Available data:

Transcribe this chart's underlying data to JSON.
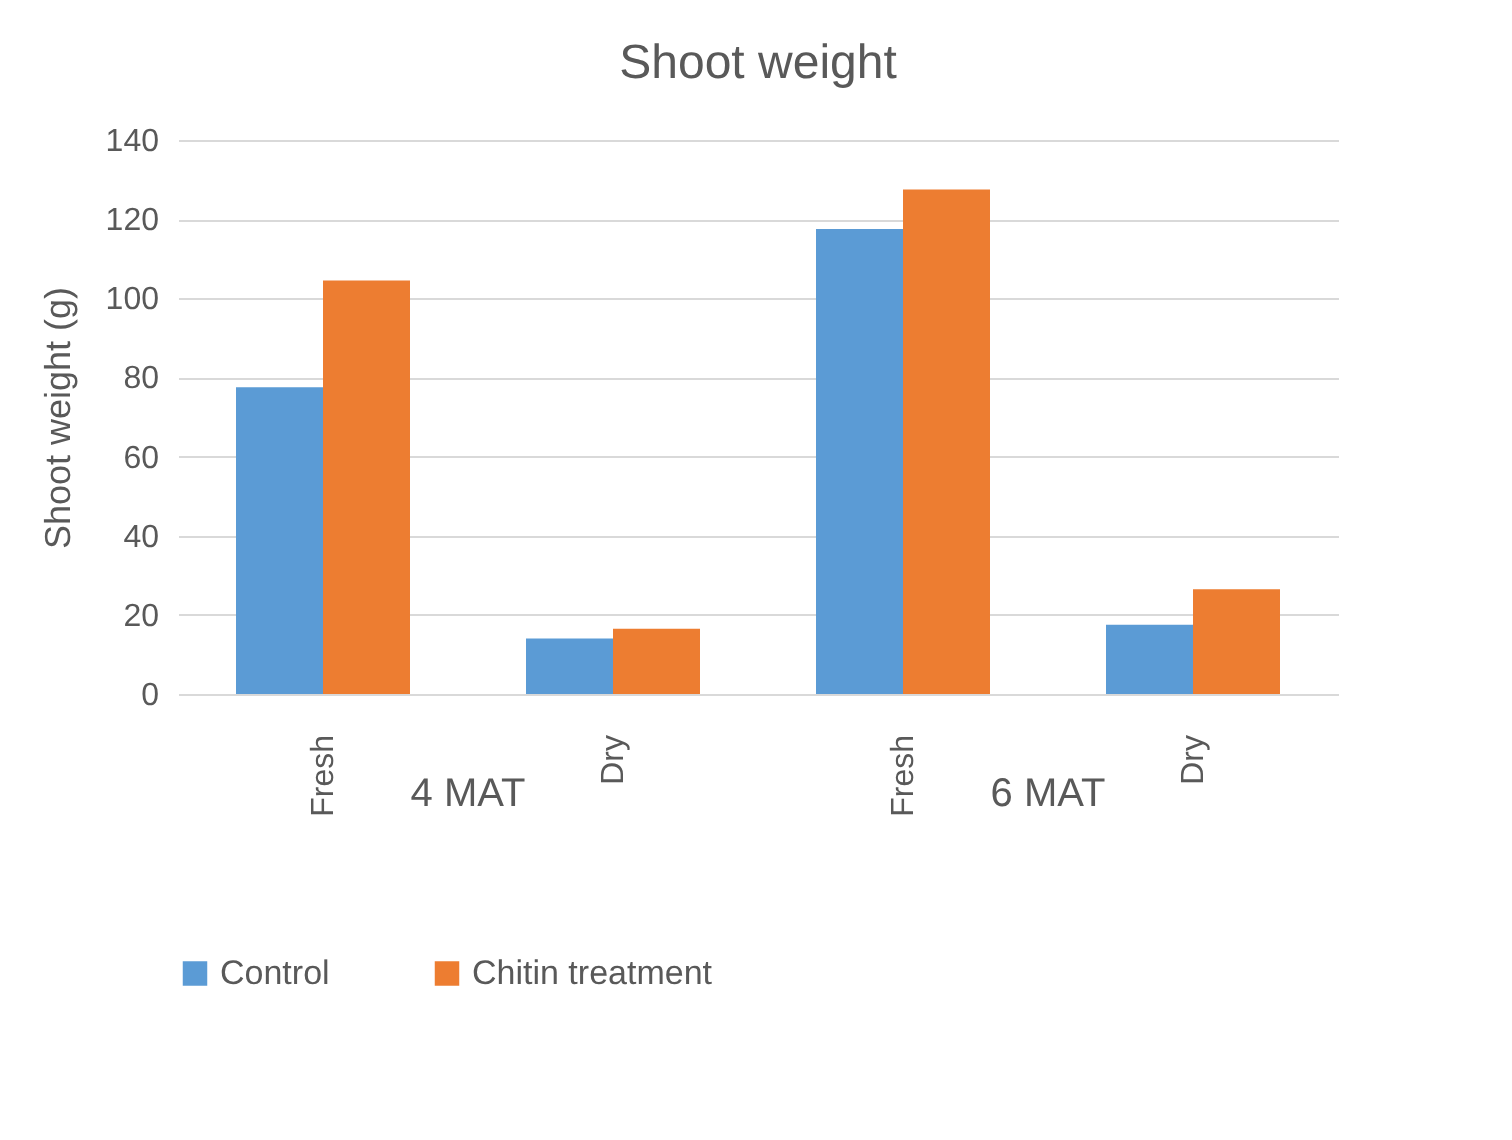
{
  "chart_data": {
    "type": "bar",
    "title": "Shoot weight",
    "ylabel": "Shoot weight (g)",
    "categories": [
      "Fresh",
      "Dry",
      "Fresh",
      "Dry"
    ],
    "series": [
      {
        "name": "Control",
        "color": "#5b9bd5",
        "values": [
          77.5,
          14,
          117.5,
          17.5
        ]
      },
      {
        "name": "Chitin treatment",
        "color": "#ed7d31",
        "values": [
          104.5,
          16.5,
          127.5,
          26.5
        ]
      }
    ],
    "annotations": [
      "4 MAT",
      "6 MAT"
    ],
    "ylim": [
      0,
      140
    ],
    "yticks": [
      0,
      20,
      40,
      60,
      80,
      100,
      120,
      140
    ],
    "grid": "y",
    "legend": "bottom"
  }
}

==

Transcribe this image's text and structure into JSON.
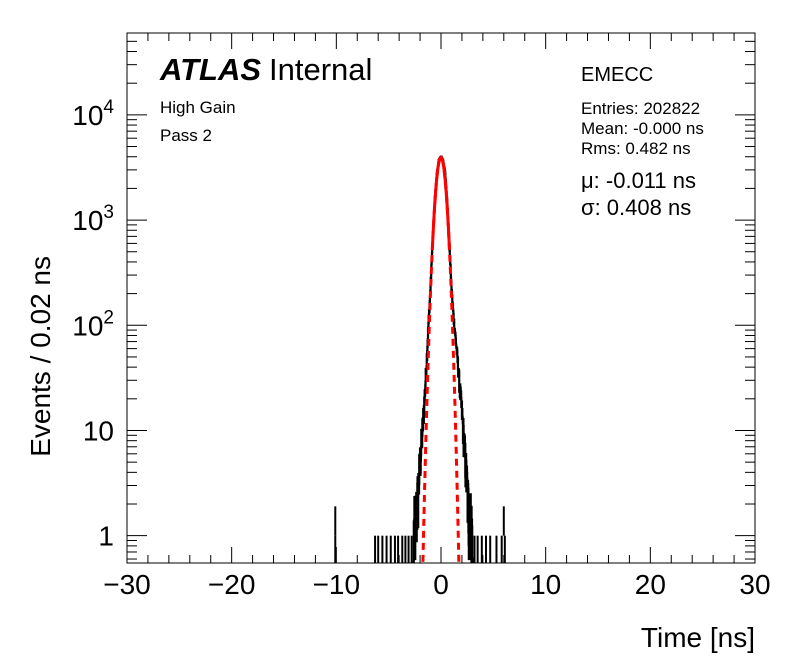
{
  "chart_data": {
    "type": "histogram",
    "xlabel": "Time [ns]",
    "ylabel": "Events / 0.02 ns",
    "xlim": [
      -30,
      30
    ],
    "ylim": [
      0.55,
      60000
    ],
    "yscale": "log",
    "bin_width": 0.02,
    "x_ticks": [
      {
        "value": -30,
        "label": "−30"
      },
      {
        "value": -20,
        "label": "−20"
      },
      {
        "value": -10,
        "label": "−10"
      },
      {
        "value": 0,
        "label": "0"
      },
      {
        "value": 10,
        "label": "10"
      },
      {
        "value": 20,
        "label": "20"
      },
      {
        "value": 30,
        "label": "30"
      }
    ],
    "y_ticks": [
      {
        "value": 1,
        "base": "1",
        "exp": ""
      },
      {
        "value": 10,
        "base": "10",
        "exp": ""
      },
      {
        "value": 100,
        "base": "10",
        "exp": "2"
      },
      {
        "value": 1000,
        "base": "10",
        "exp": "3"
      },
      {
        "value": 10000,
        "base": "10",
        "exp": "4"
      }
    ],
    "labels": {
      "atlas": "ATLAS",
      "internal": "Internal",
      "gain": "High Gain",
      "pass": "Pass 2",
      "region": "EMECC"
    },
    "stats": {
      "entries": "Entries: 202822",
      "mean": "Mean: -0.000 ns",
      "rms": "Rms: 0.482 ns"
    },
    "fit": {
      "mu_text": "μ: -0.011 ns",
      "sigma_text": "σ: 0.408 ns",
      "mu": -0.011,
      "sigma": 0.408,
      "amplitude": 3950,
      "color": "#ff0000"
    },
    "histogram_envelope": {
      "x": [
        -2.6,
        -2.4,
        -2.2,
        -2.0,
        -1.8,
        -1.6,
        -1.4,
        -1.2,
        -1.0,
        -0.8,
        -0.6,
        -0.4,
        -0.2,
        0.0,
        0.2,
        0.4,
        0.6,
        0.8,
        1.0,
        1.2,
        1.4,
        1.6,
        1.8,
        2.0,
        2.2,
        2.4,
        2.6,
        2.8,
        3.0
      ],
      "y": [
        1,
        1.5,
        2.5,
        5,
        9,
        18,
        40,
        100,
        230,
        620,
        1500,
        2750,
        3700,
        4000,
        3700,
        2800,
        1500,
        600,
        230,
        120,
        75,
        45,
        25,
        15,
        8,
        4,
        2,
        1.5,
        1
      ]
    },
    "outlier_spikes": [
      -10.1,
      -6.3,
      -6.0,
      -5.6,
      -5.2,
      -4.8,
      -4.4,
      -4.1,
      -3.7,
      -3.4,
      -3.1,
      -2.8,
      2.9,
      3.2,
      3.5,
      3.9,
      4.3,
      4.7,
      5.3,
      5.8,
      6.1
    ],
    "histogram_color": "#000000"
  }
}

What needs to be done: For the entries above, count the lines that contain the string "ylabel", and state that number without further comment.

Answer to the task: 2